Directions for this task
Answer these questions about the court opinion excerpt:
(a) In Eckert, what failure did the plaintiff allege caused water to accumulate and freeze on adjacent sidewalks?
(b) In Twente, where was the plaintiff assaulted and raped?
(c) On remand, what judgment is the trial court to enter?
━━━━━ Text provided ━━━━━
Oldaker v. Peters, 869 S.W.2d 94, 100 (Mo.App.1993) (citations omitted); see also Jones v. Ames, 901 S.W.2d 160, 163 (Mo.App.1995).

Plaintiff has failed to show how the City’s action in the maintenance of its sidewalks could have been the efficient and proximate cause of the collapsing awning and Decedent’s subsequent injury.

‘“The practical test of proximate cause is generally considered to be whether the negligence of defendant is that cause or act of which the injury was the natural and probable consequence.’” Eckert v. Thole, 857 S.W.2d 543, 545 (Mo.App.1993). In that connection the opinion in Eckert is instructive. In Eckert plaintiff alleged that defendant’s failure to obtain a permit from the city for certain structural alterations to defendant’s drainage system caused water to accumulate and freeze on adjacent sidewalks. The Eastern District of this Court held there was no proximate cause between plaintiffs injury and the failure to obtain the permit. It stated: “[i]f there was an artificial accumulation of ice resulting from a drainage alteration, that event was caused by the manner in which the drainage was constructed, not by the failure to obtain a building permit.” Id. at 546.

Even presupposing a sufficient nexus between the accident and the use of the sidewalk, an alleged failure to inspect and/or supervise the demolition/renovation project in the instant case would not constitute a “physical defect” nor a “dangerous condition” of the city sidewalks per se, under the provisions of the statute waiving a public entity’s sovereign immunity.

In Twente v. Ellis Fischel State Cancer Hosp., 665 S.W.2d 2, 11-12 (Mo.App.1983), plaintiff was assaulted and raped on the parking lot of the hospital where she was employed. She argued that the hospital parking lot was a “dangerous condition” because the hospital officials were aware of other rapes and assaults that had been committed there and despite these facts no security guards were at their post when plaintiff *339was assaulted. In rejecting her claim, the court pointed out, “[t]he statute does not say that the negligent or wrongful act or omission of an employee, or the actual or constructive notice are unto themselves a ‘dangerous condition’.” Id. at 11. The court concluded that the General Assembly intended to limit the term ‘dangerous condition’ exclusively to the physical condition of the public property. Id. The court also stated the statutory language “dangerous condition” referred to “some physical defect of the property_” Id. at 12.

In Stevenson v. City of St. Louis School Dist., 820 S.W.2d 609 (Mo.App.1991), the Eastern District of this Court stated that:

Our courts have required the property to be physically defective in order to constitute a dangerous condition. The petition must specifically allege a physical defect. This concept includes the negligent placement or failure to remove foreign objects from an area where they create a hazard. Alexander v. State, 756 S.W.2d 589, 541 (Mo. banc 1988) (negligent placement of a folding room partition at the foot of a ladder on which plaintiff was working); Jones v. St. Louis Housing Authority, 726 S.W.2d, 766 (Mo.App.1987) (negligent failure to remove debris on grounds). However, this concept does not include property which is not itself physically defective, but may be the site of injuries as a result of the misuse or other intervening act.

Stevenson, 820 S.W.2d at 612.

Plaintiff has failed to show an actual physical defect of the sidewalk itself that may have caused or contributed to cause Decedent’s injuries. Even the barricading of the sidewalk adjacent to the Pioneer Auction Building would not have prevented the awning’s collapse.

The trial court erred in failing to sustain Defendant’s motion for directed verdict or for judgment notwithstanding the verdict. The judgment in favor of Plaintiff, both in her individual and representative capacity, is vacated.

The judgment is reversed and remanded to the trial court for its entry of a judgment in favor of Defendant.

GARRISON and PREWITT, JJ., concur.

. All statutory references are to RSMo 1986.
━━━━━ Information given ━━━━━
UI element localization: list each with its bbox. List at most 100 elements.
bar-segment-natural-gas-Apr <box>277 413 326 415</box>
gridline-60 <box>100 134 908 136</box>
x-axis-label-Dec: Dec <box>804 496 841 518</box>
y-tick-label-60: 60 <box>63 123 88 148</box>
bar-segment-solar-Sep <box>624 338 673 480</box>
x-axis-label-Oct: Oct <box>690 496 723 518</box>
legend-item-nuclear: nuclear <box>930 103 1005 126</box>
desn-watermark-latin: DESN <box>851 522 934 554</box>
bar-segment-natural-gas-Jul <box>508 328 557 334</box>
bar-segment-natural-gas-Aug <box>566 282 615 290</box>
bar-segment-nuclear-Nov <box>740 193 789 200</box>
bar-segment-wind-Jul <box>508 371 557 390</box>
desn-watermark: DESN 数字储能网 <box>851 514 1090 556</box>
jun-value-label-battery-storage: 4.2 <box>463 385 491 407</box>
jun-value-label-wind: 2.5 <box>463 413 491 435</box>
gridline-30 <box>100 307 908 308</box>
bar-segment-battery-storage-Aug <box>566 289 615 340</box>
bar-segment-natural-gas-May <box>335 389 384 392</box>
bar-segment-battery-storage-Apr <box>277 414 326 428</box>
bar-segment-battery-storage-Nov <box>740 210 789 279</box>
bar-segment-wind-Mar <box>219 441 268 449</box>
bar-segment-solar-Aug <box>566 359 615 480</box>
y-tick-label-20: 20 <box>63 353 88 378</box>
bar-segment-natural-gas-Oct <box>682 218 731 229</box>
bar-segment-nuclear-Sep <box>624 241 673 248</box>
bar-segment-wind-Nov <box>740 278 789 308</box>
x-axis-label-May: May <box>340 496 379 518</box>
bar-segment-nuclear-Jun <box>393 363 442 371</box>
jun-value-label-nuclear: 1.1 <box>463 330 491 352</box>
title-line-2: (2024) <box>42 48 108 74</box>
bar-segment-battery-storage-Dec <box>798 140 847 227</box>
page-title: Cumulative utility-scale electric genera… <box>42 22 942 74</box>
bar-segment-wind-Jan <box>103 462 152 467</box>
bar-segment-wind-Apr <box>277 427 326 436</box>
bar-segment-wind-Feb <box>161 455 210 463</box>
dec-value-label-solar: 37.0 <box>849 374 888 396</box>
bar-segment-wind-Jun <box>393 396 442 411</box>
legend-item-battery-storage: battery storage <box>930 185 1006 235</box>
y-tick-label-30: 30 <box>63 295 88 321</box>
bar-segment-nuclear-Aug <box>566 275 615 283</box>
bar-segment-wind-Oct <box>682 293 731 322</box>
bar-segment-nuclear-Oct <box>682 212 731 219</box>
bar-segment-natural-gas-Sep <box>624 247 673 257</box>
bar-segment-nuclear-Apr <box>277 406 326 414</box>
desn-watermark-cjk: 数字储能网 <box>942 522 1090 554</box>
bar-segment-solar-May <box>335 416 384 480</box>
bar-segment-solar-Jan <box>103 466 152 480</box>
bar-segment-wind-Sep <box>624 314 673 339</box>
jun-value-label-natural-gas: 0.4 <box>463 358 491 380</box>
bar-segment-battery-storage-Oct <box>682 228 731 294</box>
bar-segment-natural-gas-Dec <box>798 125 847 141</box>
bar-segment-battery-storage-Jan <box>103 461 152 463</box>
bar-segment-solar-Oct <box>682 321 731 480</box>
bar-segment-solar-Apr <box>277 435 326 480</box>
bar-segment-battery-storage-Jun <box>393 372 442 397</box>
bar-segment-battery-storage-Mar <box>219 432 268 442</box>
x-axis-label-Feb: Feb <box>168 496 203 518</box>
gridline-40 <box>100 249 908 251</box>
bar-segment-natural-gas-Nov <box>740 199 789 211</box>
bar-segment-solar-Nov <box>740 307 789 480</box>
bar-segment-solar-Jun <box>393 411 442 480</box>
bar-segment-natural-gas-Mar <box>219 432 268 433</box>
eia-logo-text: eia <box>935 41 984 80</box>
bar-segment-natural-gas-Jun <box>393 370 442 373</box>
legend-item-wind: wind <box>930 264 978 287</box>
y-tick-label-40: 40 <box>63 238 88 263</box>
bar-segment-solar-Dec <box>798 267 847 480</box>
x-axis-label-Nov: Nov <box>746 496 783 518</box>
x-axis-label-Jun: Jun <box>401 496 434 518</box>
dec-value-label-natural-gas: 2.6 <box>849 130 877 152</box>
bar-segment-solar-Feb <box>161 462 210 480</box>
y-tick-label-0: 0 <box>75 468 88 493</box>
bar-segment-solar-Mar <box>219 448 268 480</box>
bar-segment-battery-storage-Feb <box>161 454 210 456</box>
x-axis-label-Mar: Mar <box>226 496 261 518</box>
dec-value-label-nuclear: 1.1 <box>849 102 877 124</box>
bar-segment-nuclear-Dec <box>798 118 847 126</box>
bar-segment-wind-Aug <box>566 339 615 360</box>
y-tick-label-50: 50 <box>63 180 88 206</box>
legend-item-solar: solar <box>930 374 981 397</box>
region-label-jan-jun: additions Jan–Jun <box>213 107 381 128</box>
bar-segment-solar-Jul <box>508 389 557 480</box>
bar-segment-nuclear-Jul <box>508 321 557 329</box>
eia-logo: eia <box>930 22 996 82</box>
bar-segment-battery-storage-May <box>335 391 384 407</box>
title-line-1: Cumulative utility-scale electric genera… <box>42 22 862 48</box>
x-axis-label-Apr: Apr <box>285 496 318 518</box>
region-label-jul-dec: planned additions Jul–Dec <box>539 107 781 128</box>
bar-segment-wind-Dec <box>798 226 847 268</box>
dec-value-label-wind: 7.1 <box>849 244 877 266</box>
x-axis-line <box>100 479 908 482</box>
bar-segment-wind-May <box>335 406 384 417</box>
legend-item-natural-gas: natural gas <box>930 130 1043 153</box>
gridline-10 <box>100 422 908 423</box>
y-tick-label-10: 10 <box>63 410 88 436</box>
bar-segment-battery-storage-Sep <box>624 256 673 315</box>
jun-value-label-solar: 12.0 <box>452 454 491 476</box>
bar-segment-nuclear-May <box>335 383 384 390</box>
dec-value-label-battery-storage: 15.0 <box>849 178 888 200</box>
━━━━━
Output
(a) The defendant's failure to obtain a permit from the city for certain structural alterations to the defendant's drainage system.
(b) On the parking lot of the hospital where she was employed.
(c) A judgment in favor of Defendant.